··· Data shown

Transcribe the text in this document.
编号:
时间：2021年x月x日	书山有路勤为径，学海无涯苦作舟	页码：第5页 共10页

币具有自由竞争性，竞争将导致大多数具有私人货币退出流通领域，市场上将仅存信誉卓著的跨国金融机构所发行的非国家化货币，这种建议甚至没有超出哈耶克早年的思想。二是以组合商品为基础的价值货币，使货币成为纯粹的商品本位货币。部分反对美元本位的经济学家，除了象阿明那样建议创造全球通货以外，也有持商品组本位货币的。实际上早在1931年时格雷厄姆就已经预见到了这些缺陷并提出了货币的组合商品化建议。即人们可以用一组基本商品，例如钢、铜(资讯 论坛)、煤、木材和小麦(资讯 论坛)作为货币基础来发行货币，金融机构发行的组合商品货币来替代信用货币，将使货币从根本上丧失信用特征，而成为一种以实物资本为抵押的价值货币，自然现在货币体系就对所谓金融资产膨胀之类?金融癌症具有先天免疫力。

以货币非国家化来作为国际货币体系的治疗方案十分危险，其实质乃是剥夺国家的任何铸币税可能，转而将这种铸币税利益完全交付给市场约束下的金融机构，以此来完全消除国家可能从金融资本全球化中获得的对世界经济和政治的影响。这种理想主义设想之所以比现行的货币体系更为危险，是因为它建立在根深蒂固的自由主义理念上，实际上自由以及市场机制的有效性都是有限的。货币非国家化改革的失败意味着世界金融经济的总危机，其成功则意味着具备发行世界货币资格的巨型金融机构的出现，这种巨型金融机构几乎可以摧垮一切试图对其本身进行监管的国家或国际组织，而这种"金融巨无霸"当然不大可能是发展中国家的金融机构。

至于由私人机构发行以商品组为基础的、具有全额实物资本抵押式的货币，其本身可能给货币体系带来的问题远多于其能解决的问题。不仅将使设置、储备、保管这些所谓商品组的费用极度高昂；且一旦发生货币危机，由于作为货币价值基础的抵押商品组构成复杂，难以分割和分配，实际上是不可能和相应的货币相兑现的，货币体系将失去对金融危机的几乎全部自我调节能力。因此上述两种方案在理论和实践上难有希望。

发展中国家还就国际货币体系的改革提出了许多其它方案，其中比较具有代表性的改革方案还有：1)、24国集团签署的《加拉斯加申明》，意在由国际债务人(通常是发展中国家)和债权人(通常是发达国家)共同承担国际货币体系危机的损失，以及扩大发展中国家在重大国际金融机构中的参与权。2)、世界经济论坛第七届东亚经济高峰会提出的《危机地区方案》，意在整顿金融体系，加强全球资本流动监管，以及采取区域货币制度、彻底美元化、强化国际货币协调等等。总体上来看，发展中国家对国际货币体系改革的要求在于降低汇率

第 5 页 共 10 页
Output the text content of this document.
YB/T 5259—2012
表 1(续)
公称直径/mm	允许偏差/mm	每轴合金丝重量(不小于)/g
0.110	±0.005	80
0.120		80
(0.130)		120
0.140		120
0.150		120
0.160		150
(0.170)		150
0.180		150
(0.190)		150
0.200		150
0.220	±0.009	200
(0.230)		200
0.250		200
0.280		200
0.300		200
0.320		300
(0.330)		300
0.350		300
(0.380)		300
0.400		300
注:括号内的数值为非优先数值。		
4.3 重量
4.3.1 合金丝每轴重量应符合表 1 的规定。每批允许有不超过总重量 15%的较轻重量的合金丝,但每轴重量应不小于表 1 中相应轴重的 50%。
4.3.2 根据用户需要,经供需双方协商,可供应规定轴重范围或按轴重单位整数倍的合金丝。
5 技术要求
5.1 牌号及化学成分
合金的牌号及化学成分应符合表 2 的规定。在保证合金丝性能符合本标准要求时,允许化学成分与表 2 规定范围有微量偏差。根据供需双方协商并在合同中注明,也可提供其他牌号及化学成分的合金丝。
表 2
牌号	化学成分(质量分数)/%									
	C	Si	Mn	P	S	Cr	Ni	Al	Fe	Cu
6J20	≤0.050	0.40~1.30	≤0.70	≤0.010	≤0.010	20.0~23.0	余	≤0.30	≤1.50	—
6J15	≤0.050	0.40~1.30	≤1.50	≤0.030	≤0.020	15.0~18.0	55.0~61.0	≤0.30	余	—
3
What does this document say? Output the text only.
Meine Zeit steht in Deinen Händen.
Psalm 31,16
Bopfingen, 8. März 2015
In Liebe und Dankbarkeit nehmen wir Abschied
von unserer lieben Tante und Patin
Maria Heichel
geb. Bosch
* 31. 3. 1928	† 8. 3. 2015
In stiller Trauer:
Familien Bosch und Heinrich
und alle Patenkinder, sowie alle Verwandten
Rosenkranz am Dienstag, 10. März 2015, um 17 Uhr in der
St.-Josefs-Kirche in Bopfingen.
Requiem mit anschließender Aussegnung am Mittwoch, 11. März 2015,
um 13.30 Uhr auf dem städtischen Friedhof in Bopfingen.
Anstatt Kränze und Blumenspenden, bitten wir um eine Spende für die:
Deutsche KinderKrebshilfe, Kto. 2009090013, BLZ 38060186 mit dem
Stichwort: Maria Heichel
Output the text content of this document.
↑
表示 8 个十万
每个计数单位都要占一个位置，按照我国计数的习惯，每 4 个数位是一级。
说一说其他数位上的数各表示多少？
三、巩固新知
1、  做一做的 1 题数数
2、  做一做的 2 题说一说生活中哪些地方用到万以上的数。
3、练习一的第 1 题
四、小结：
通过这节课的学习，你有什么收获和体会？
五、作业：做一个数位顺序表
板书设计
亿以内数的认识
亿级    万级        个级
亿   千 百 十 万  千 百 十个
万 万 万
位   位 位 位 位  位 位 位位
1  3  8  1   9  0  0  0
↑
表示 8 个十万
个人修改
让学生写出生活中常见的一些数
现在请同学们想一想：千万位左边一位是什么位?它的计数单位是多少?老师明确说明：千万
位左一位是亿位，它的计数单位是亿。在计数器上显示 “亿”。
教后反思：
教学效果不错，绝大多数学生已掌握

······

• What the task asks: Transcribe each record exactly. Leave nothing out.

• Result of this task:
Transcribe the text in this document.
编号:
时间：2021年x月x日	书山有路勤为径，学海无涯苦作舟	页码：第5页 共10页

币具有自由竞争性，竞争将导致大多数具有私人货币退出流通领域，市场上将仅存信誉卓著的跨国金融机构所发行的非国家化货币，这种建议甚至没有超出哈耶克早年的思想。二是以组合商品为基础的价值货币，使货币成为纯粹的商品本位货币。部分反对美元本位的经济学家，除了象阿明那样建议创造全球通货以外，也有持商品组本位货币的。实际上早在1931年时格雷厄姆就已经预见到了这些缺陷并提出了货币的组合商品化建议。即人们可以用一组基本商品，例如钢、铜(资讯 论坛)、煤、木材和小麦(资讯 论坛)作为货币基础来发行货币，金融机构发行的组合商品货币来替代信用货币，将使货币从根本上丧失信用特征，而成为一种以实物资本为抵押的价值货币，自然现在货币体系就对所谓金融资产膨胀之类?金融癌症具有先天免疫力。

以货币非国家化来作为国际货币体系的治疗方案十分危险，其实质乃是剥夺国家的任何铸币税可能，转而将这种铸币税利益完全交付给市场约束下的金融机构，以此来完全消除国家可能从金融资本全球化中获得的对世界经济和政治的影响。这种理想主义设想之所以比现行的货币体系更为危险，是因为它建立在根深蒂固的自由主义理念上，实际上自由以及市场机制的有效性都是有限的。货币非国家化改革的失败意味着世界金融经济的总危机，其成功则意味着具备发行世界货币资格的巨型金融机构的出现，这种巨型金融机构几乎可以摧垮一切试图对其本身进行监管的国家或国际组织，而这种"金融巨无霸"当然不大可能是发展中国家的金融机构。

至于由私人机构发行以商品组为基础的、具有全额实物资本抵押式的货币，其本身可能给货币体系带来的问题远多于其能解决的问题。不仅将使设置、储备、保管这些所谓商品组的费用极度高昂；且一旦发生货币危机，由于作为货币价值基础的抵押商品组构成复杂，难以分割和分配，实际上是不可能和相应的货币相兑现的，货币体系将失去对金融危机的几乎全部自我调节能力。因此上述两种方案在理论和实践上难有希望。

发展中国家还就国际货币体系的改革提出了许多其它方案，其中比较具有代表性的改革方案还有：1)、24国集团签署的《加拉斯加申明》，意在由国际债务人(通常是发展中国家)和债权人(通常是发达国家)共同承担国际货币体系危机的损失，以及扩大发展中国家在重大国际金融机构中的参与权。2)、世界经济论坛第七届东亚经济高峰会提出的《危机地区方案》，意在整顿金融体系，加强全球资本流动监管，以及采取区域货币制度、彻底美元化、强化国际货币协调等等。总体上来看，发展中国家对国际货币体系改革的要求在于降低汇率

第 5 页 共 10 页
Output the text content of this document.
YB/T 5259—2012
表 1(续)
公称直径/mm	允许偏差/mm	每轴合金丝重量(不小于)/g
0.110	±0.005	80
0.120		80
(0.130)		120
0.140		120
0.150		120
0.160		150
(0.170)		150
0.180		150
(0.190)		150
0.200		150
0.220	±0.009	200
(0.230)		200
0.250		200
0.280		200
0.300		200
0.320		300
(0.330)		300
0.350		300
(0.380)		300
0.400		300
注:括号内的数值为非优先数值。		
4.3 重量
4.3.1 合金丝每轴重量应符合表 1 的规定。每批允许有不超过总重量 15%的较轻重量的合金丝,但每轴重量应不小于表 1 中相应轴重的 50%。
4.3.2 根据用户需要,经供需双方协商,可供应规定轴重范围或按轴重单位整数倍的合金丝。
5 技术要求
5.1 牌号及化学成分
合金的牌号及化学成分应符合表 2 的规定。在保证合金丝性能符合本标准要求时,允许化学成分与表 2 规定范围有微量偏差。根据供需双方协商并在合同中注明,也可提供其他牌号及化学成分的合金丝。
表 2
牌号	化学成分(质量分数)/%									
	C	Si	Mn	P	S	Cr	Ni	Al	Fe	Cu
6J20	≤0.050	0.40~1.30	≤0.70	≤0.010	≤0.010	20.0~23.0	余	≤0.30	≤1.50	—
6J15	≤0.050	0.40~1.30	≤1.50	≤0.030	≤0.020	15.0~18.0	55.0~61.0	≤0.30	余	—
3
What does this document say? Output the text only.
Meine Zeit steht in Deinen Händen.
Psalm 31,16
Bopfingen, 8. März 2015
In Liebe und Dankbarkeit nehmen wir Abschied
von unserer lieben Tante und Patin
Maria Heichel
geb. Bosch
* 31. 3. 1928	† 8. 3. 2015
In stiller Trauer:
Familien Bosch und Heinrich
und alle Patenkinder, sowie alle Verwandten
Rosenkranz am Dienstag, 10. März 2015, um 17 Uhr in der
St.-Josefs-Kirche in Bopfingen.
Requiem mit anschließender Aussegnung am Mittwoch, 11. März 2015,
um 13.30 Uhr auf dem städtischen Friedhof in Bopfingen.
Anstatt Kränze und Blumenspenden, bitten wir um eine Spende für die:
Deutsche KinderKrebshilfe, Kto. 2009090013, BLZ 38060186 mit dem
Stichwort: Maria Heichel
Output the text content of this document.
↑
表示 8 个十万
每个计数单位都要占一个位置，按照我国计数的习惯，每 4 个数位是一级。
说一说其他数位上的数各表示多少？
三、巩固新知
1、  做一做的 1 题数数
2、  做一做的 2 题说一说生活中哪些地方用到万以上的数。
3、练习一的第 1 题
四、小结：
通过这节课的学习，你有什么收获和体会？
五、作业：做一个数位顺序表
板书设计
亿以内数的认识
亿级    万级        个级
亿   千 百 十 万  千 百 十个
万 万 万
位   位 位 位 位  位 位 位位
1  3  8  1   9  0  0  0
↑
表示 8 个十万
个人修改
让学生写出生活中常见的一些数
现在请同学们想一想：千万位左边一位是什么位?它的计数单位是多少?老师明确说明：千万
位左一位是亿位，它的计数单位是亿。在计数器上显示 “亿”。
教后反思：
教学效果不错，绝大多数学生已掌握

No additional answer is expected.